[start of MATERIAL]

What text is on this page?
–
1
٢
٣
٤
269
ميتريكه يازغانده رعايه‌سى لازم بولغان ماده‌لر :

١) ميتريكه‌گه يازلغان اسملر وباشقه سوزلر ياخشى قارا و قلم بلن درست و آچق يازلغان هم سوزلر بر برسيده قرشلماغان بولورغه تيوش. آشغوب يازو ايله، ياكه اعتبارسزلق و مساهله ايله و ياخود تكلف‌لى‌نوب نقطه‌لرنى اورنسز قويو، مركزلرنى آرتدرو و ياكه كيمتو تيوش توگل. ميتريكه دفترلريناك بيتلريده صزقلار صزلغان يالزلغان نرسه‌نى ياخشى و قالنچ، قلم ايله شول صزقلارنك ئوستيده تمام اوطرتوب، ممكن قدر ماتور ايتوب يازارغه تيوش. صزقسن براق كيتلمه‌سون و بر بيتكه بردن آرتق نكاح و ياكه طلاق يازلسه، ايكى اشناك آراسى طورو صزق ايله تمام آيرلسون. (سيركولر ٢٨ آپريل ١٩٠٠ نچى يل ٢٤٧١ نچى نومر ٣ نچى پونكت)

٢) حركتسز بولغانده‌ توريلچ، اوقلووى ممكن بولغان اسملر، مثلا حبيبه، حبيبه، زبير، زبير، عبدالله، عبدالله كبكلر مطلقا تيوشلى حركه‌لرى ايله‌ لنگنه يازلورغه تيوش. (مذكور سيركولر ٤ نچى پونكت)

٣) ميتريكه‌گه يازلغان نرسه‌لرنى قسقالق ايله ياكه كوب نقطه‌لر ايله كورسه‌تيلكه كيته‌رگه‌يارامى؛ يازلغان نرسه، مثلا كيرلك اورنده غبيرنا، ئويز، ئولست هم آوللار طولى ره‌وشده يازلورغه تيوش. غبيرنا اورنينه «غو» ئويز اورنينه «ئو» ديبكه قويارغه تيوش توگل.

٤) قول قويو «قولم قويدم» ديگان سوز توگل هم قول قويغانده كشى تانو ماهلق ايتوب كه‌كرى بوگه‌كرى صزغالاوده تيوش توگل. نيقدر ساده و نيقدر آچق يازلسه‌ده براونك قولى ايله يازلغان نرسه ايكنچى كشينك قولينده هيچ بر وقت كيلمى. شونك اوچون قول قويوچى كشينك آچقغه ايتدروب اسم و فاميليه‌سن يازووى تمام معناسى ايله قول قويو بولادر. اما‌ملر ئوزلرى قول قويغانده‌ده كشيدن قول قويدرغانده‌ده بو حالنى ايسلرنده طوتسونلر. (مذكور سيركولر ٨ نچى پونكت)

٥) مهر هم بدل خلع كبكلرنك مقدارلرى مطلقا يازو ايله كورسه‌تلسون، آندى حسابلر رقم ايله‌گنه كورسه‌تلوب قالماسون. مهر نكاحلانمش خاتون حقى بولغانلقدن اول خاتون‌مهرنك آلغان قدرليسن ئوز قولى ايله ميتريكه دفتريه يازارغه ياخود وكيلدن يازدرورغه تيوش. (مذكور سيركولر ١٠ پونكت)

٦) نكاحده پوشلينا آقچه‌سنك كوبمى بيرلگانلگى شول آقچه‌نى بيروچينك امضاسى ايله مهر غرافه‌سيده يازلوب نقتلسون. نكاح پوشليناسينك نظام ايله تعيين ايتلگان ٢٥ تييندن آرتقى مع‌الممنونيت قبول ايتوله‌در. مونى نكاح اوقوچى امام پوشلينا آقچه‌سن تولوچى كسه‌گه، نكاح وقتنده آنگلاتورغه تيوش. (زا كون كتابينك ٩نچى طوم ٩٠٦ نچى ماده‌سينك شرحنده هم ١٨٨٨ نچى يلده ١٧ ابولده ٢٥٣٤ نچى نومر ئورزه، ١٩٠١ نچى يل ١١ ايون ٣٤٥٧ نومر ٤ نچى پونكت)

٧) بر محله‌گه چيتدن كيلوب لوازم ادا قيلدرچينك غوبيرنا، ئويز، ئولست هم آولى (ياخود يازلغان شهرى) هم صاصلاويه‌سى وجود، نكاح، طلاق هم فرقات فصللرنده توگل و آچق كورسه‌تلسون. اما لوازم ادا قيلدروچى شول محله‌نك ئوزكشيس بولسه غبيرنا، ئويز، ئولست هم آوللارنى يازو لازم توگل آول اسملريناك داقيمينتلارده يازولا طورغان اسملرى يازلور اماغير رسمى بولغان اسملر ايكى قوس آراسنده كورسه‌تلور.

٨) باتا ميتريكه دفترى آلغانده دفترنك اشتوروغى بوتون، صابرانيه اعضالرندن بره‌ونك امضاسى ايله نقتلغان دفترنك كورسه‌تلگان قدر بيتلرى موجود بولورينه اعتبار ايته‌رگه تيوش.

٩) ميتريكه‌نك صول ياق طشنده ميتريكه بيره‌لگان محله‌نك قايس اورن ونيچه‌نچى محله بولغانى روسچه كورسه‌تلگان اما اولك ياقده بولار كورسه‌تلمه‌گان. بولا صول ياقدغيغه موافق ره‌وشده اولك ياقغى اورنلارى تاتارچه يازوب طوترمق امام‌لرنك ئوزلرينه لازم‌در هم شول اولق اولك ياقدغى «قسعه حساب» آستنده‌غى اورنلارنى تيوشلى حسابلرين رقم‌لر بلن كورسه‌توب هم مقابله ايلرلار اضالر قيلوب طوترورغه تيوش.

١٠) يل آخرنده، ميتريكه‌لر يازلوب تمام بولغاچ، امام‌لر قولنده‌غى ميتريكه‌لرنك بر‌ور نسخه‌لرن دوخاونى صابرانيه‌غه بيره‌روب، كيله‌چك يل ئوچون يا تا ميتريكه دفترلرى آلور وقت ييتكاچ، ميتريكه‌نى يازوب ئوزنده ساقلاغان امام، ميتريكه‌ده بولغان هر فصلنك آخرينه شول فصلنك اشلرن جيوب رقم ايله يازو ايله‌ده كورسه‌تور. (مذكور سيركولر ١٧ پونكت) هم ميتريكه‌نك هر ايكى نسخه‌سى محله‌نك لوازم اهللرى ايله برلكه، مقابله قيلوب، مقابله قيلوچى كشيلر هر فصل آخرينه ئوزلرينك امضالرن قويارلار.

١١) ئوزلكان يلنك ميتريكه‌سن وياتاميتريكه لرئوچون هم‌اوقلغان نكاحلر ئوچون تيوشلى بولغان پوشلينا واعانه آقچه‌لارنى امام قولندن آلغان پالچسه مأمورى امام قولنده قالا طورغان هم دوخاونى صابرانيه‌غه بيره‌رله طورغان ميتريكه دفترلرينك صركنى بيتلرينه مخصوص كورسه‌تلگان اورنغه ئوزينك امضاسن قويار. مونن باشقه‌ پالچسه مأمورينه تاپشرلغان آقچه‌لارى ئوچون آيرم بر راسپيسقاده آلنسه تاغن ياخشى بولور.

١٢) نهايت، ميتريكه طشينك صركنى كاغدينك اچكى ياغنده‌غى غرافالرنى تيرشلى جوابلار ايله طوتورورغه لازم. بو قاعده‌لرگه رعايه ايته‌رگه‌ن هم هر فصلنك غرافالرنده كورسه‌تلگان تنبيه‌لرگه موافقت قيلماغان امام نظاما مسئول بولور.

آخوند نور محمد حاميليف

[end of MATERIAL]

State the number of lines in the preceding entries that include the word "رعايه". Provide nothing else.

ANSWER TO THIS TASK ▸ 2